**Records for the exercise:**
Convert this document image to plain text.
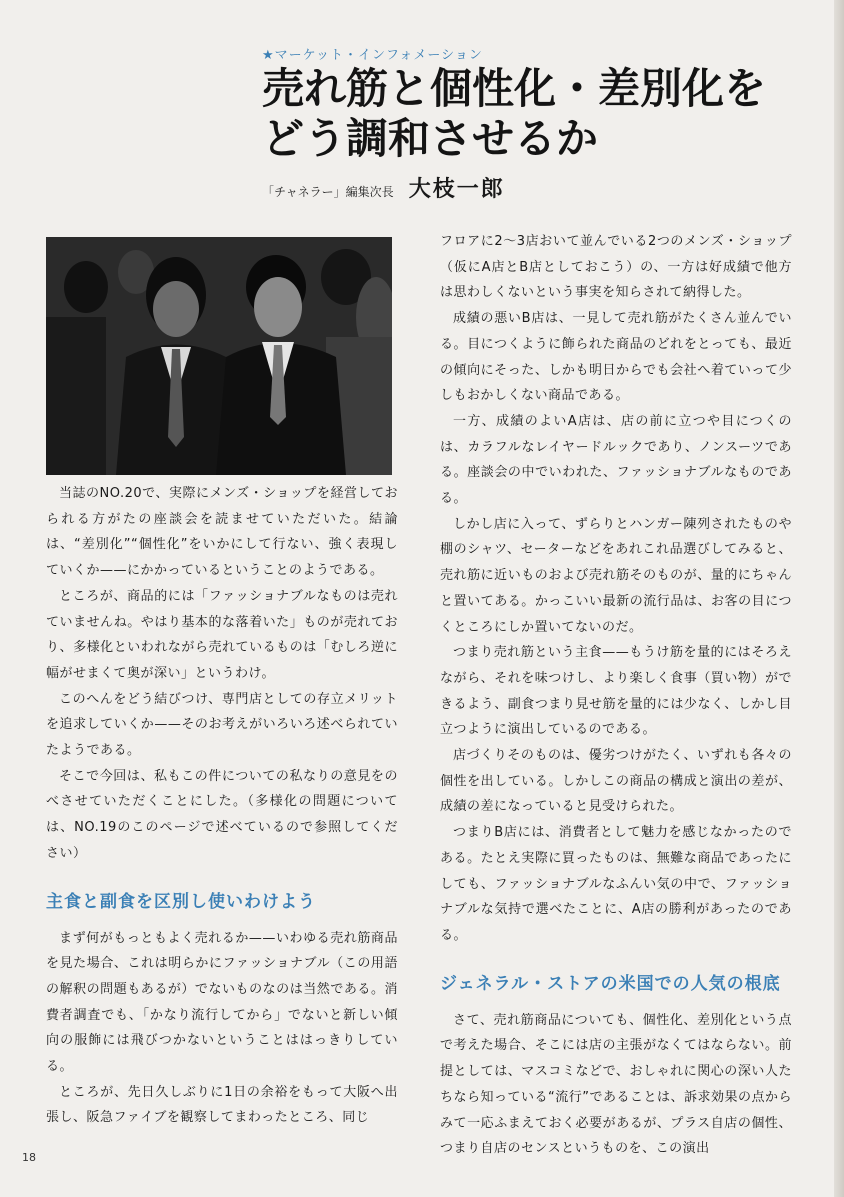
★マーケット・インフォメーション
売れ筋と個性化・差別化を
どう調和させるか
「チャネラー」編集次長 大枝一郎

当誌のNO.20で、実際にメンズ・ショップを経営しておられる方がたの座談会を読ませていただいた。結論は、“差別化”“個性化”をいかにして行ない、強く表現していくか——にかかっているということのようである。

ところが、商品的には「ファッショナブルなものは売れていませんね。やはり基本的な落着いた」ものが売れており、多様化といわれながら売れているものは「むしろ逆に幅がせまくて奥が深い」というわけ。

このへんをどう結びつけ、専門店としての存立メリットを追求していくか——そのお考えがいろいろ述べられていたようである。

そこで今回は、私もこの件についての私なりの意見をのべさせていただくことにした。（多様化の問題については、NO.19のこのページで述べているので参照してください）

主食と副食を区別し使いわけよう

まず何がもっともよく売れるか——いわゆる売れ筋商品を見た場合、これは明らかにファッショナブル（この用語の解釈の問題もあるが）でないものなのは当然である。消費者調査でも、「かなり流行してから」でないと新しい傾向の服飾には飛びつかないということははっきりしている。

ところが、先日久しぶりに1日の余裕をもって大阪へ出張し、阪急ファイブを観察してまわったところ、同じ

フロアに2〜3店おいて並んでいる2つのメンズ・ショップ（仮にA店とB店としておこう）の、一方は好成績で他方は思わしくないという事実を知らされて納得した。

成績の悪いB店は、一見して売れ筋がたくさん並んでいる。目につくように飾られた商品のどれをとっても、最近の傾向にそった、しかも明日からでも会社へ着ていって少しもおかしくない商品である。

一方、成績のよいA店は、店の前に立つや目につくのは、カラフルなレイヤードルックであり、ノンスーツである。座談会の中でいわれた、ファッショナブルなものである。

しかし店に入って、ずらりとハンガー陳列されたものや棚のシャツ、セーターなどをあれこれ品選びしてみると、売れ筋に近いものおよび売れ筋そのものが、量的にちゃんと置いてある。かっこいい最新の流行品は、お客の目につくところにしか置いてないのだ。

つまり売れ筋という主食——もうけ筋を量的にはそろえながら、それを味つけし、より楽しく食事（買い物）ができるよう、副食つまり見せ筋を量的には少なく、しかし目立つように演出しているのである。

店づくりそのものは、優劣つけがたく、いずれも各々の個性を出している。しかしこの商品の構成と演出の差が、成績の差になっていると見受けられた。

つまりB店には、消費者として魅力を感じなかったのである。たとえ実際に買ったものは、無難な商品であったにしても、ファッショナブルなふんい気の中で、ファッショナブルな気持で選べたことに、A店の勝利があったのである。

ジェネラル・ストアの米国での人気の根底

さて、売れ筋商品についても、個性化、差別化という点で考えた場合、そこには店の主張がなくてはならない。前提としては、マスコミなどで、おしゃれに関心の深い人たちなら知っている“流行”であることは、訴求効果の点からみて一応ふまえておく必要があるが、プラス自店の個性、つまり自店のセンスというものを、この演出

18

**What is expected:** All the material shown above is to be copied exactly, with no pictures carried over.

**Problem solution:**
Convert this document image to plain text.
★マーケット・インフォメーション
売れ筋と個性化・差別化を
どう調和させるか
「チャネラー」編集次長 大枝一郎

当誌のNO.20で、実際にメンズ・ショップを経営しておられる方がたの座談会を読ませていただいた。結論は、“差別化”“個性化”をいかにして行ない、強く表現していくか——にかかっているということのようである。

ところが、商品的には「ファッショナブルなものは売れていませんね。やはり基本的な落着いた」ものが売れており、多様化といわれながら売れているものは「むしろ逆に幅がせまくて奥が深い」というわけ。

このへんをどう結びつけ、専門店としての存立メリットを追求していくか——そのお考えがいろいろ述べられていたようである。

そこで今回は、私もこの件についての私なりの意見をのべさせていただくことにした。（多様化の問題については、NO.19のこのページで述べているので参照してください）

主食と副食を区別し使いわけよう

まず何がもっともよく売れるか——いわゆる売れ筋商品を見た場合、これは明らかにファッショナブル（この用語の解釈の問題もあるが）でないものなのは当然である。消費者調査でも、「かなり流行してから」でないと新しい傾向の服飾には飛びつかないということははっきりしている。

ところが、先日久しぶりに1日の余裕をもって大阪へ出張し、阪急ファイブを観察してまわったところ、同じ

フロアに2〜3店おいて並んでいる2つのメンズ・ショップ（仮にA店とB店としておこう）の、一方は好成績で他方は思わしくないという事実を知らされて納得した。

成績の悪いB店は、一見して売れ筋がたくさん並んでいる。目につくように飾られた商品のどれをとっても、最近の傾向にそった、しかも明日からでも会社へ着ていって少しもおかしくない商品である。

一方、成績のよいA店は、店の前に立つや目につくのは、カラフルなレイヤードルックであり、ノンスーツである。座談会の中でいわれた、ファッショナブルなものである。

しかし店に入って、ずらりとハンガー陳列されたものや棚のシャツ、セーターなどをあれこれ品選びしてみると、売れ筋に近いものおよび売れ筋そのものが、量的にちゃんと置いてある。かっこいい最新の流行品は、お客の目につくところにしか置いてないのだ。

つまり売れ筋という主食——もうけ筋を量的にはそろえながら、それを味つけし、より楽しく食事（買い物）ができるよう、副食つまり見せ筋を量的には少なく、しかし目立つように演出しているのである。

店づくりそのものは、優劣つけがたく、いずれも各々の個性を出している。しかしこの商品の構成と演出の差が、成績の差になっていると見受けられた。

つまりB店には、消費者として魅力を感じなかったのである。たとえ実際に買ったものは、無難な商品であったにしても、ファッショナブルなふんい気の中で、ファッショナブルな気持で選べたことに、A店の勝利があったのである。

ジェネラル・ストアの米国での人気の根底

さて、売れ筋商品についても、個性化、差別化という点で考えた場合、そこには店の主張がなくてはならない。前提としては、マスコミなどで、おしゃれに関心の深い人たちなら知っている“流行”であることは、訴求効果の点からみて一応ふまえておく必要があるが、プラス自店の個性、つまり自店のセンスというものを、この演出

18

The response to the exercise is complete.